_Required work_
Write out every line of the material below without changing anything.

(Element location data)
########

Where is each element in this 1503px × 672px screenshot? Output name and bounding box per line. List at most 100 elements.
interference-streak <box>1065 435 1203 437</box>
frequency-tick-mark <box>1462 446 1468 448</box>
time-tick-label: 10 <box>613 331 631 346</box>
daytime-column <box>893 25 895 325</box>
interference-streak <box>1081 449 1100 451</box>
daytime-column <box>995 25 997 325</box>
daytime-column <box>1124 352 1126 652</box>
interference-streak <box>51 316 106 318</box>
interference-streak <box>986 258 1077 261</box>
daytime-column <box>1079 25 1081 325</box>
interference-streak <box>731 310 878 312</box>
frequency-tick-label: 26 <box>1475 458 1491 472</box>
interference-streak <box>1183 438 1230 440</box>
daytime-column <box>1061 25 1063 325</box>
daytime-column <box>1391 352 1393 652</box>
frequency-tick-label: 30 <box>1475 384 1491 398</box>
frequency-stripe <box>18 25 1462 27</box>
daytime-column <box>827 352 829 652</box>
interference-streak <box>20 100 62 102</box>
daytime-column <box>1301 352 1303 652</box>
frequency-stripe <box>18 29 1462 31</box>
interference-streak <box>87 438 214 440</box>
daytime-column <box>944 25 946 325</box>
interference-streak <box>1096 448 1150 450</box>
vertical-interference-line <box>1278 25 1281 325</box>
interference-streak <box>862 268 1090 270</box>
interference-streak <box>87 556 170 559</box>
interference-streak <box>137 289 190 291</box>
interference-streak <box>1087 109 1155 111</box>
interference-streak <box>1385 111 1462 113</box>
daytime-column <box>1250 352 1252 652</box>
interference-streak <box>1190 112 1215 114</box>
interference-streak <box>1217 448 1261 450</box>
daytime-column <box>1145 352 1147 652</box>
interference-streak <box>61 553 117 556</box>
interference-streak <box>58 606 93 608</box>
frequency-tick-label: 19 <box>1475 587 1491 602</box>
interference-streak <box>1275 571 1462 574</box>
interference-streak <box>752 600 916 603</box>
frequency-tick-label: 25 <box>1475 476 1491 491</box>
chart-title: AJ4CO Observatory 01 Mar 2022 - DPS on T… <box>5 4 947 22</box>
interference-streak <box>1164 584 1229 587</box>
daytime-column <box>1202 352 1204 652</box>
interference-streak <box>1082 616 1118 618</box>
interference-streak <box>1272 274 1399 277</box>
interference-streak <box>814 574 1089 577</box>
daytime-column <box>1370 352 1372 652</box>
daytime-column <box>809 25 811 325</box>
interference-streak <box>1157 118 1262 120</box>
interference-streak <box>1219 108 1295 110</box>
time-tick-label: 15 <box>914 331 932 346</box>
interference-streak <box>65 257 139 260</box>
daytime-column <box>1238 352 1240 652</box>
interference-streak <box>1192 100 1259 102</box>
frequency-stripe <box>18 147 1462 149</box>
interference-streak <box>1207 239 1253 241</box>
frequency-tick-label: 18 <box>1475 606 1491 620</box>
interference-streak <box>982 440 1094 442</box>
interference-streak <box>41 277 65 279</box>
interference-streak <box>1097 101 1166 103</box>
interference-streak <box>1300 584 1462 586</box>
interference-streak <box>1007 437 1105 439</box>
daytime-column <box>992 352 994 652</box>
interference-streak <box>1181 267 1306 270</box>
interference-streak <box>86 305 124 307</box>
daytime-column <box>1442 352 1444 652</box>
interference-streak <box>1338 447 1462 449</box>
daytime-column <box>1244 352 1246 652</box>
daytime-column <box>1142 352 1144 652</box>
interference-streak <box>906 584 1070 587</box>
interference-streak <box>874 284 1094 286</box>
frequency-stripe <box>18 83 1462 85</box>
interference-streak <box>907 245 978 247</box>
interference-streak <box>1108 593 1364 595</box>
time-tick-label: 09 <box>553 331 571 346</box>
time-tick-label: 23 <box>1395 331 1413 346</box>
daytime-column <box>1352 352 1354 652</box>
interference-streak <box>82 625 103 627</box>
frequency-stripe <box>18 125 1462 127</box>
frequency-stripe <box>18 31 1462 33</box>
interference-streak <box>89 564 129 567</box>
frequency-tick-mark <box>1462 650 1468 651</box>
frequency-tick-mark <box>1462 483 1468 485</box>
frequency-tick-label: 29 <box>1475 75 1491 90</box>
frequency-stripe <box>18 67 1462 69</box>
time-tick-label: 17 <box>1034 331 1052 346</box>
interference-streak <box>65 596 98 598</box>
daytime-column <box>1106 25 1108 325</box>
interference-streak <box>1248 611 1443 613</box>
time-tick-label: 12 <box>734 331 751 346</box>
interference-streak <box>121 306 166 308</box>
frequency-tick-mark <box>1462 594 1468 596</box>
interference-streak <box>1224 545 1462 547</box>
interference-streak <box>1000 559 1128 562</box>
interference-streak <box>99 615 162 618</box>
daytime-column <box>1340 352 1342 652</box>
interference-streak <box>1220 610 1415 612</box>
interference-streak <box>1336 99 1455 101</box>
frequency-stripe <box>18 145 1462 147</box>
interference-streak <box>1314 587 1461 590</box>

########

_Answer for the task_
Where is each element in this 1503px × 672px screenshot? Output name and bounding box per line. List at most 100 elements.
interference-streak <box>1065 435 1203 437</box>
frequency-tick-mark <box>1462 446 1468 448</box>
time-tick-label: 10 <box>613 331 631 346</box>
daytime-column <box>893 25 895 325</box>
interference-streak <box>1081 449 1100 451</box>
daytime-column <box>995 25 997 325</box>
daytime-column <box>1124 352 1126 652</box>
interference-streak <box>51 316 106 318</box>
interference-streak <box>986 258 1077 261</box>
daytime-column <box>1079 25 1081 325</box>
interference-streak <box>731 310 878 312</box>
frequency-tick-label: 26 <box>1475 458 1491 472</box>
interference-streak <box>1183 438 1230 440</box>
daytime-column <box>1061 25 1063 325</box>
daytime-column <box>1391 352 1393 652</box>
frequency-tick-label: 30 <box>1475 384 1491 398</box>
frequency-stripe <box>18 25 1462 27</box>
daytime-column <box>827 352 829 652</box>
interference-streak <box>20 100 62 102</box>
daytime-column <box>1301 352 1303 652</box>
frequency-stripe <box>18 29 1462 31</box>
interference-streak <box>87 438 214 440</box>
daytime-column <box>944 25 946 325</box>
interference-streak <box>1096 448 1150 450</box>
vertical-interference-line <box>1278 25 1281 325</box>
interference-streak <box>862 268 1090 270</box>
interference-streak <box>87 556 170 559</box>
interference-streak <box>137 289 190 291</box>
interference-streak <box>1087 109 1155 111</box>
interference-streak <box>1385 111 1462 113</box>
daytime-column <box>1250 352 1252 652</box>
interference-streak <box>1190 112 1215 114</box>
interference-streak <box>1217 448 1261 450</box>
daytime-column <box>1145 352 1147 652</box>
interference-streak <box>61 553 117 556</box>
interference-streak <box>58 606 93 608</box>
frequency-tick-label: 19 <box>1475 587 1491 602</box>
interference-streak <box>1275 571 1462 574</box>
interference-streak <box>752 600 916 603</box>
frequency-tick-label: 25 <box>1475 476 1491 491</box>
chart-title: AJ4CO Observatory 01 Mar 2022 - DPS on T… <box>5 4 947 22</box>
interference-streak <box>1164 584 1229 587</box>
daytime-column <box>1202 352 1204 652</box>
interference-streak <box>1082 616 1118 618</box>
interference-streak <box>1272 274 1399 277</box>
interference-streak <box>814 574 1089 577</box>
daytime-column <box>1370 352 1372 652</box>
daytime-column <box>809 25 811 325</box>
interference-streak <box>1157 118 1262 120</box>
interference-streak <box>1219 108 1295 110</box>
time-tick-label: 15 <box>914 331 932 346</box>
interference-streak <box>65 257 139 260</box>
daytime-column <box>1238 352 1240 652</box>
interference-streak <box>1192 100 1259 102</box>
frequency-stripe <box>18 147 1462 149</box>
interference-streak <box>1207 239 1253 241</box>
frequency-tick-label: 18 <box>1475 606 1491 620</box>
interference-streak <box>982 440 1094 442</box>
interference-streak <box>41 277 65 279</box>
interference-streak <box>1097 101 1166 103</box>
interference-streak <box>1300 584 1462 586</box>
interference-streak <box>1007 437 1105 439</box>
daytime-column <box>992 352 994 652</box>
interference-streak <box>1181 267 1306 270</box>
interference-streak <box>86 305 124 307</box>
daytime-column <box>1442 352 1444 652</box>
interference-streak <box>1338 447 1462 449</box>
daytime-column <box>1244 352 1246 652</box>
daytime-column <box>1142 352 1144 652</box>
interference-streak <box>906 584 1070 587</box>
interference-streak <box>874 284 1094 286</box>
frequency-stripe <box>18 83 1462 85</box>
interference-streak <box>907 245 978 247</box>
interference-streak <box>1108 593 1364 595</box>
time-tick-label: 09 <box>553 331 571 346</box>
time-tick-label: 23 <box>1395 331 1413 346</box>
daytime-column <box>1352 352 1354 652</box>
interference-streak <box>82 625 103 627</box>
frequency-stripe <box>18 125 1462 127</box>
frequency-stripe <box>18 31 1462 33</box>
interference-streak <box>89 564 129 567</box>
frequency-tick-mark <box>1462 650 1468 651</box>
frequency-tick-mark <box>1462 483 1468 485</box>
frequency-tick-label: 29 <box>1475 75 1491 90</box>
frequency-stripe <box>18 67 1462 69</box>
time-tick-label: 17 <box>1034 331 1052 346</box>
interference-streak <box>65 596 98 598</box>
daytime-column <box>1106 25 1108 325</box>
interference-streak <box>1248 611 1443 613</box>
time-tick-label: 12 <box>734 331 751 346</box>
interference-streak <box>121 306 166 308</box>
frequency-tick-mark <box>1462 594 1468 596</box>
interference-streak <box>1224 545 1462 547</box>
interference-streak <box>1000 559 1128 562</box>
interference-streak <box>99 615 162 618</box>
daytime-column <box>1340 352 1342 652</box>
interference-streak <box>1220 610 1415 612</box>
interference-streak <box>1336 99 1455 101</box>
frequency-stripe <box>18 145 1462 147</box>
interference-streak <box>1314 587 1461 590</box>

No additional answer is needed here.